SHORT TASK
Return each line of the listing that contains the string "从题中所给的".

EXERCISE MATERIALS
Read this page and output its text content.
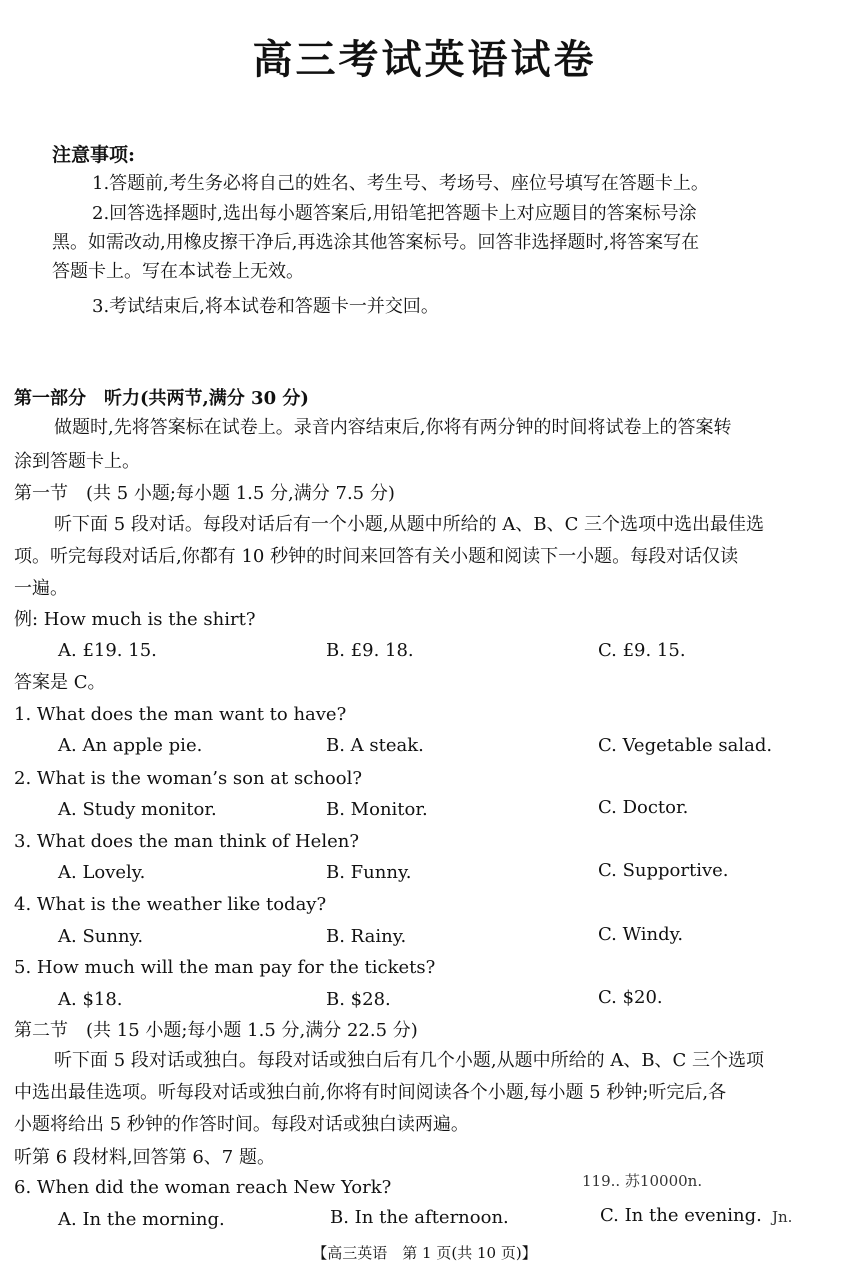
高三考试英语试卷
注意事项:
1.答题前,考生务必将自己的姓名、考生号、考场号、座位号填写在答题卡上。
2.回答选择题时,选出每小题答案后,用铅笔把答题卡上对应题目的答案标号涂
黑。如需改动,用橡皮擦干净后,再选涂其他答案标号。回答非选择题时,将答案写在
答题卡上。写在本试卷上无效。
3.考试结束后,将本试卷和答题卡一并交回。
第一部分　听力(共两节,满分 30 分)
做题时,先将答案标在试卷上。录音内容结束后,你将有两分钟的时间将试卷上的答案转
涂到答题卡上。
第一节　(共 5 小题;每小题 1.5 分,满分 7.5 分)
听下面 5 段对话。每段对话后有一个小题,从题中所给的 A、B、C 三个选项中选出最佳选
项。听完每段对话后,你都有 10 秒钟的时间来回答有关小题和阅读下一小题。每段对话仅读
一遍。
例: How much is the shirt?
A. £19. 15.	B. £9. 18.	C. £9. 15.
答案是 C。
1. What does the man want to have?
A. An apple pie.	B. A steak.	C. Vegetable salad.
2. What is the woman’s son at school?
A. Study monitor.	B. Monitor.	C. Doctor.
3. What does the man think of Helen?
A. Lovely.	B. Funny.	C. Supportive.
4. What is the weather like today?
A. Sunny.	B. Rainy.	C. Windy.
5. How much will the man pay for the tickets?
A. $18.	B. $28.	C. $20.
第二节　(共 15 小题;每小题 1.5 分,满分 22.5 分)
听下面 5 段对话或独白。每段对话或独白后有几个小题,从题中所给的 A、B、C 三个选项
中选出最佳选项。听每段对话或独白前,你将有时间阅读各个小题,每小题 5 秒钟;听完后,各
小题将给出 5 秒钟的作答时间。每段对话或独白读两遍。
听第 6 段材料,回答第 6、7 题。
6. When did the woman reach New York?	119.. 苏10000n.
A. In the morning.	B. In the afternoon.	C. In the evening. Jn.
【高三英语　第 1 页(共 10 页)】
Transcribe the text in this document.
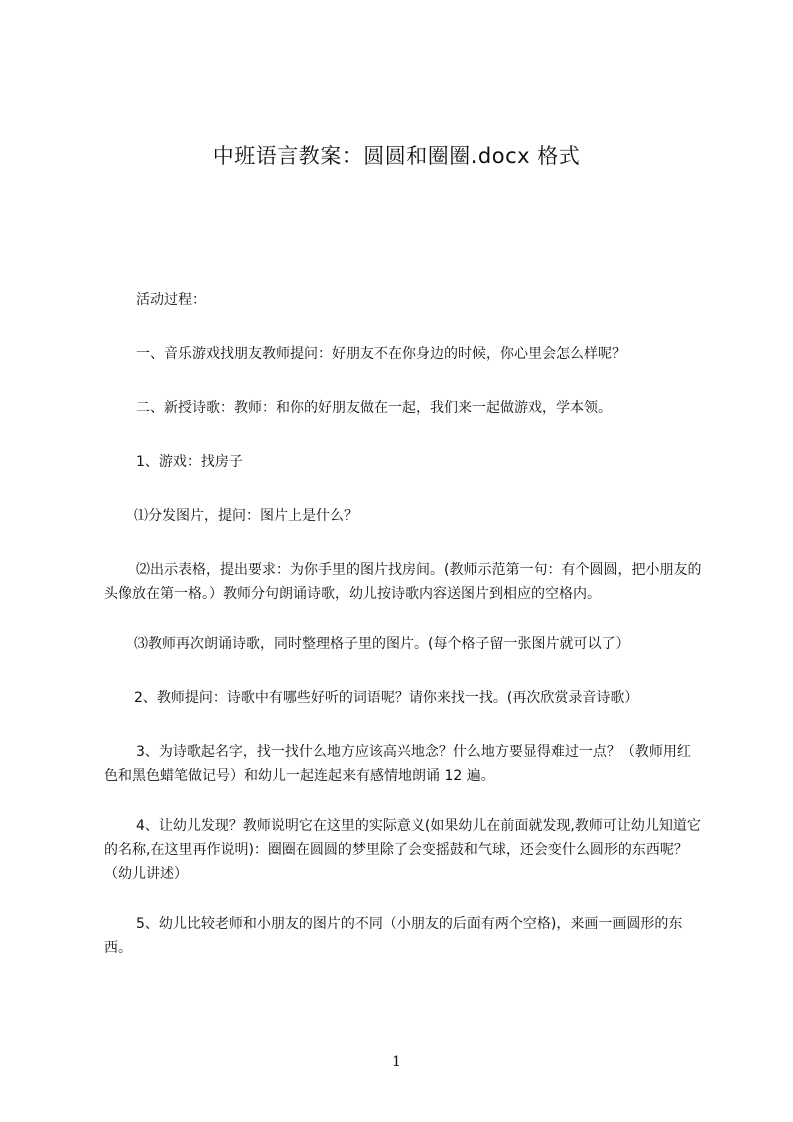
中班语言教案：圆圆和圈圈.docx 格式

活动过程：

一、音乐游戏找朋友教师提问：好朋友不在你身边的时候，你心里会怎么样呢？

二、新授诗歌：教师：和你的好朋友做在一起，我们来一起做游戏，学本领。

1、游戏：找房子

⑴分发图片，提问：图片上是什么？

⑵出示表格，提出要求：为你手里的图片找房间。(教师示范第一句：有个圆圆，把小朋友的头像放在第一格。）教师分句朗诵诗歌，幼儿按诗歌内容送图片到相应的空格内。

⑶教师再次朗诵诗歌，同时整理格子里的图片。(每个格子留一张图片就可以了）

2、教师提问：诗歌中有哪些好听的词语呢？请你来找一找。(再次欣赏录音诗歌）

3、为诗歌起名字，找一找什么地方应该高兴地念？什么地方要显得难过一点？（教师用红色和黑色蜡笔做记号）和幼儿一起连起来有感情地朗诵 12 遍。

4、让幼儿发现？教师说明它在这里的实际意义(如果幼儿在前面就发现,教师可让幼儿知道它的名称,在这里再作说明)：圈圈在圆圆的梦里除了会变摇鼓和气球，还会变什么圆形的东西呢？（幼儿讲述）

5、幼儿比较老师和小朋友的图片的不同（小朋友的后面有两个空格)，来画一画圆形的东西。

1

WORKED SOLUTION
听下面 5 段对话。每段对话后有一个小题,从题中所给的 A、B、C 三个选项中选出最佳选
听下面 5 段对话或独白。每段对话或独白后有几个小题,从题中所给的 A、B、C 三个选项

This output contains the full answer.